((

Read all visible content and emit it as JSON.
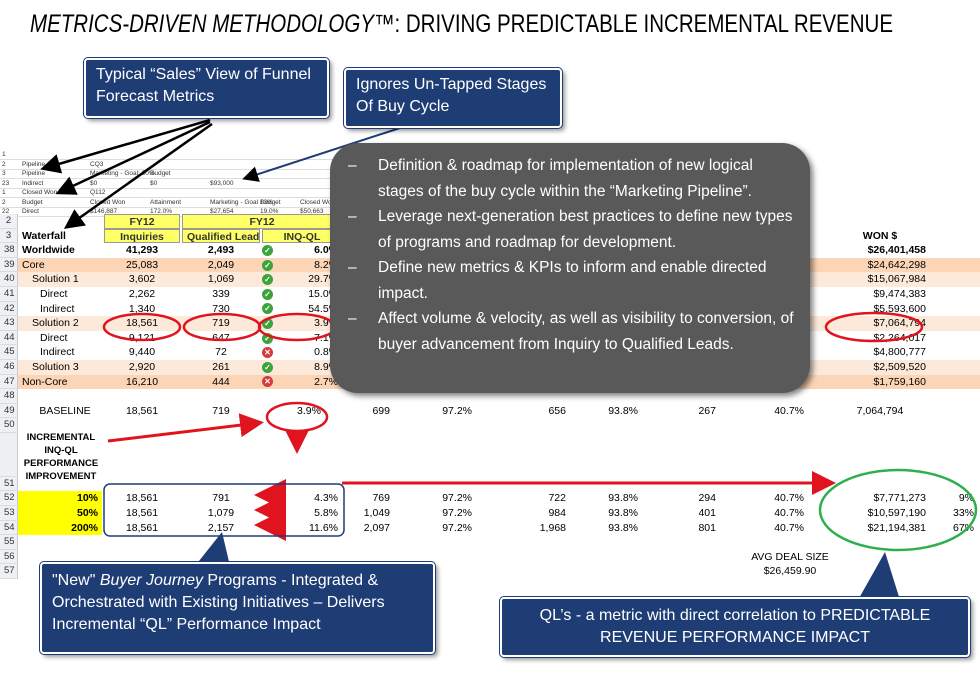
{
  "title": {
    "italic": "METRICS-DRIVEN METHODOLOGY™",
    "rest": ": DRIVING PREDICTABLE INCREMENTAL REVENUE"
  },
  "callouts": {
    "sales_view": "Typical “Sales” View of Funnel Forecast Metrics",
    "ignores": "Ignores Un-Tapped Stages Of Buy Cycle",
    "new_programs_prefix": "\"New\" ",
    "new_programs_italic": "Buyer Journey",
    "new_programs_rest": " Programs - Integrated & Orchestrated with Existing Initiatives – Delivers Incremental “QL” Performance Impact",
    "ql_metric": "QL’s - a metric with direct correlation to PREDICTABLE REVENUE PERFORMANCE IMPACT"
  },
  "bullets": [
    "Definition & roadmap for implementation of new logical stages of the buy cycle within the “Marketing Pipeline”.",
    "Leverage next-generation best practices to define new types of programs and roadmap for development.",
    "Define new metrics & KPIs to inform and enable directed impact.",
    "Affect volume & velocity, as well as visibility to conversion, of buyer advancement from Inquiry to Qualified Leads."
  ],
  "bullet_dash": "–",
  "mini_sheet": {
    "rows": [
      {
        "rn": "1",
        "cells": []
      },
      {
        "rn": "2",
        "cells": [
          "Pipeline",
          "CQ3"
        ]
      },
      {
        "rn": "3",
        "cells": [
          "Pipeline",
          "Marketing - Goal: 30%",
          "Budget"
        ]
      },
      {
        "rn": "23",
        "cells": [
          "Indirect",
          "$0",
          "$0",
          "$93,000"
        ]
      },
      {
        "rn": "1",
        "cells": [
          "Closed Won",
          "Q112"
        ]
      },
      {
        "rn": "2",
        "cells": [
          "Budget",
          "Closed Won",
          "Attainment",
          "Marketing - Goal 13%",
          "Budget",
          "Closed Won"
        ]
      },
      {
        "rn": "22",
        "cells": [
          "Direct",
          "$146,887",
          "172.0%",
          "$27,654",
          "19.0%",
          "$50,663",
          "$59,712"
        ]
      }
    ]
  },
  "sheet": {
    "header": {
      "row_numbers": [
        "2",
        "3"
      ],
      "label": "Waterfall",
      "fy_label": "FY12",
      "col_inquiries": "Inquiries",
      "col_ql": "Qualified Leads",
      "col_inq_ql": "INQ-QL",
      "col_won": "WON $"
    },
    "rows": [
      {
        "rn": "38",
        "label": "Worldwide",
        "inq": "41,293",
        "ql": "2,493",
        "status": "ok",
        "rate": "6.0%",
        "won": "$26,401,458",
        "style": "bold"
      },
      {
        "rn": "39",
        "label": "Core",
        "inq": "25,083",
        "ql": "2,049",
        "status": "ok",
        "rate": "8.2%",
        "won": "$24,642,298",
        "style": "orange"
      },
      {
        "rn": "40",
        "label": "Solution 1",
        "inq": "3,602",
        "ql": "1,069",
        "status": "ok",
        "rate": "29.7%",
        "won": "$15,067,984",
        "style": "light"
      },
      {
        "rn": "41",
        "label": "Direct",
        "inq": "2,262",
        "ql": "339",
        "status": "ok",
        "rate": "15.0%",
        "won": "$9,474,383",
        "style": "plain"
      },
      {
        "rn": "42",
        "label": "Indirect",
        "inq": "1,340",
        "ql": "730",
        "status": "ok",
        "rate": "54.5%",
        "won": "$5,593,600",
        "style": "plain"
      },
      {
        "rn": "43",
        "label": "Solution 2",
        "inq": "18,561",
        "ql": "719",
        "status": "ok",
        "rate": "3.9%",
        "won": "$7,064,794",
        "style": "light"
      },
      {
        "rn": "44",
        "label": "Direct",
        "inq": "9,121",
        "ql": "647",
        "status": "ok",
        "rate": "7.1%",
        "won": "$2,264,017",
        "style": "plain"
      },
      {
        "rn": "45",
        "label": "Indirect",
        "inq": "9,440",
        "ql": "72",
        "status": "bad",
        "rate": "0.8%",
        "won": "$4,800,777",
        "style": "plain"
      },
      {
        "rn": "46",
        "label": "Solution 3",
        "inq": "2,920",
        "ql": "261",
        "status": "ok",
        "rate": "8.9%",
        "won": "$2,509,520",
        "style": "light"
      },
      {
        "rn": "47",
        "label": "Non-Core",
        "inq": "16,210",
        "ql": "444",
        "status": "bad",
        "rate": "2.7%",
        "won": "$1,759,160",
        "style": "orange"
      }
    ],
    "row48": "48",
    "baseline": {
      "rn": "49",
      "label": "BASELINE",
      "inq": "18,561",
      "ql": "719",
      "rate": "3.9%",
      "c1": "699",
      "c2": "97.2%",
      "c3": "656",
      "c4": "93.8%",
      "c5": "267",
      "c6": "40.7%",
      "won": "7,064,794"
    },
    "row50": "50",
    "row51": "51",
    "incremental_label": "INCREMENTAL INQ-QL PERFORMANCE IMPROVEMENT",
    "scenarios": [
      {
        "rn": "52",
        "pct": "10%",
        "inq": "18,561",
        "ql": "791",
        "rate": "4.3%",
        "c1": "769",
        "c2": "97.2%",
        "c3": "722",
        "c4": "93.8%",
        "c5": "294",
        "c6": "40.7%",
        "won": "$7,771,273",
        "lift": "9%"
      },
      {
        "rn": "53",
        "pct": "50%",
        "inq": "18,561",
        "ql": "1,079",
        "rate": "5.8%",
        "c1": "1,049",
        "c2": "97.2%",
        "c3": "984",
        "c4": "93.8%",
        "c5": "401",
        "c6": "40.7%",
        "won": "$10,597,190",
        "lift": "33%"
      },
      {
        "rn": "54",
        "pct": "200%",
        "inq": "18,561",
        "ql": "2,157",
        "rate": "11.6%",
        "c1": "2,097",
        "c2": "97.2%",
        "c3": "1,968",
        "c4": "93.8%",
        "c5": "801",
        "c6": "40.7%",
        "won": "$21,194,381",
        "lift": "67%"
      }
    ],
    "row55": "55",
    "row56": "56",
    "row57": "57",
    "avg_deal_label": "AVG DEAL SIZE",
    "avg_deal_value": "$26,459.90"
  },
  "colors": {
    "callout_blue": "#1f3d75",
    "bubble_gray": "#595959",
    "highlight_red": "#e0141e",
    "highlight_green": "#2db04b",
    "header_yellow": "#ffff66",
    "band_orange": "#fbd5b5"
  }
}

))

» **WORK INSTRUCTIONS**:
Pictures are excluded; copy every other part of the records exactly.

» **COMPLETE OUTPUT**:
Read all visible content and emit it as JSON.
{
  "title": {
    "italic": "METRICS-DRIVEN METHODOLOGY™",
    "rest": ": DRIVING PREDICTABLE INCREMENTAL REVENUE"
  },
  "callouts": {
    "sales_view": "Typical “Sales” View of Funnel Forecast Metrics",
    "ignores": "Ignores Un-Tapped Stages Of Buy Cycle",
    "new_programs_prefix": "\"New\" ",
    "new_programs_italic": "Buyer Journey",
    "new_programs_rest": " Programs - Integrated & Orchestrated with Existing Initiatives – Delivers Incremental “QL” Performance Impact",
    "ql_metric": "QL’s - a metric with direct correlation to PREDICTABLE REVENUE PERFORMANCE IMPACT"
  },
  "bullets": [
    "Definition & roadmap for implementation of new logical stages of the buy cycle within the “Marketing Pipeline”.",
    "Leverage next-generation best practices to define new types of programs and roadmap for development.",
    "Define new metrics & KPIs to inform and enable directed impact.",
    "Affect volume & velocity, as well as visibility to conversion, of buyer advancement from Inquiry to Qualified Leads."
  ],
  "bullet_dash": "–",
  "mini_sheet": {
    "rows": [
      {
        "rn": "1",
        "cells": []
      },
      {
        "rn": "2",
        "cells": [
          "Pipeline",
          "CQ3"
        ]
      },
      {
        "rn": "3",
        "cells": [
          "Pipeline",
          "Marketing - Goal: 30%",
          "Budget"
        ]
      },
      {
        "rn": "23",
        "cells": [
          "Indirect",
          "$0",
          "$0",
          "$93,000"
        ]
      },
      {
        "rn": "1",
        "cells": [
          "Closed Won",
          "Q112"
        ]
      },
      {
        "rn": "2",
        "cells": [
          "Budget",
          "Closed Won",
          "Attainment",
          "Marketing - Goal 13%",
          "Budget",
          "Closed Won"
        ]
      },
      {
        "rn": "22",
        "cells": [
          "Direct",
          "$146,887",
          "172.0%",
          "$27,654",
          "19.0%",
          "$50,663",
          "$59,712"
        ]
      }
    ]
  },
  "sheet": {
    "header": {
      "row_numbers": [
        "2",
        "3"
      ],
      "label": "Waterfall",
      "fy_label": "FY12",
      "col_inquiries": "Inquiries",
      "col_ql": "Qualified Leads",
      "col_inq_ql": "INQ-QL",
      "col_won": "WON $"
    },
    "rows": [
      {
        "rn": "38",
        "label": "Worldwide",
        "inq": "41,293",
        "ql": "2,493",
        "status": "ok",
        "rate": "6.0%",
        "won": "$26,401,458",
        "style": "bold"
      },
      {
        "rn": "39",
        "label": "Core",
        "inq": "25,083",
        "ql": "2,049",
        "status": "ok",
        "rate": "8.2%",
        "won": "$24,642,298",
        "style": "orange"
      },
      {
        "rn": "40",
        "label": "Solution 1",
        "inq": "3,602",
        "ql": "1,069",
        "status": "ok",
        "rate": "29.7%",
        "won": "$15,067,984",
        "style": "light"
      },
      {
        "rn": "41",
        "label": "Direct",
        "inq": "2,262",
        "ql": "339",
        "status": "ok",
        "rate": "15.0%",
        "won": "$9,474,383",
        "style": "plain"
      },
      {
        "rn": "42",
        "label": "Indirect",
        "inq": "1,340",
        "ql": "730",
        "status": "ok",
        "rate": "54.5%",
        "won": "$5,593,600",
        "style": "plain"
      },
      {
        "rn": "43",
        "label": "Solution 2",
        "inq": "18,561",
        "ql": "719",
        "status": "ok",
        "rate": "3.9%",
        "won": "$7,064,794",
        "style": "light"
      },
      {
        "rn": "44",
        "label": "Direct",
        "inq": "9,121",
        "ql": "647",
        "status": "ok",
        "rate": "7.1%",
        "won": "$2,264,017",
        "style": "plain"
      },
      {
        "rn": "45",
        "label": "Indirect",
        "inq": "9,440",
        "ql": "72",
        "status": "bad",
        "rate": "0.8%",
        "won": "$4,800,777",
        "style": "plain"
      },
      {
        "rn": "46",
        "label": "Solution 3",
        "inq": "2,920",
        "ql": "261",
        "status": "ok",
        "rate": "8.9%",
        "won": "$2,509,520",
        "style": "light"
      },
      {
        "rn": "47",
        "label": "Non-Core",
        "inq": "16,210",
        "ql": "444",
        "status": "bad",
        "rate": "2.7%",
        "won": "$1,759,160",
        "style": "orange"
      }
    ],
    "row48": "48",
    "baseline": {
      "rn": "49",
      "label": "BASELINE",
      "inq": "18,561",
      "ql": "719",
      "rate": "3.9%",
      "c1": "699",
      "c2": "97.2%",
      "c3": "656",
      "c4": "93.8%",
      "c5": "267",
      "c6": "40.7%",
      "won": "7,064,794"
    },
    "row50": "50",
    "row51": "51",
    "incremental_label": "INCREMENTAL INQ-QL PERFORMANCE IMPROVEMENT",
    "scenarios": [
      {
        "rn": "52",
        "pct": "10%",
        "inq": "18,561",
        "ql": "791",
        "rate": "4.3%",
        "c1": "769",
        "c2": "97.2%",
        "c3": "722",
        "c4": "93.8%",
        "c5": "294",
        "c6": "40.7%",
        "won": "$7,771,273",
        "lift": "9%"
      },
      {
        "rn": "53",
        "pct": "50%",
        "inq": "18,561",
        "ql": "1,079",
        "rate": "5.8%",
        "c1": "1,049",
        "c2": "97.2%",
        "c3": "984",
        "c4": "93.8%",
        "c5": "401",
        "c6": "40.7%",
        "won": "$10,597,190",
        "lift": "33%"
      },
      {
        "rn": "54",
        "pct": "200%",
        "inq": "18,561",
        "ql": "2,157",
        "rate": "11.6%",
        "c1": "2,097",
        "c2": "97.2%",
        "c3": "1,968",
        "c4": "93.8%",
        "c5": "801",
        "c6": "40.7%",
        "won": "$21,194,381",
        "lift": "67%"
      }
    ],
    "row55": "55",
    "row56": "56",
    "row57": "57",
    "avg_deal_label": "AVG DEAL SIZE",
    "avg_deal_value": "$26,459.90"
  },
  "colors": {
    "callout_blue": "#1f3d75",
    "bubble_gray": "#595959",
    "highlight_red": "#e0141e",
    "highlight_green": "#2db04b",
    "header_yellow": "#ffff66",
    "band_orange": "#fbd5b5"
  }
}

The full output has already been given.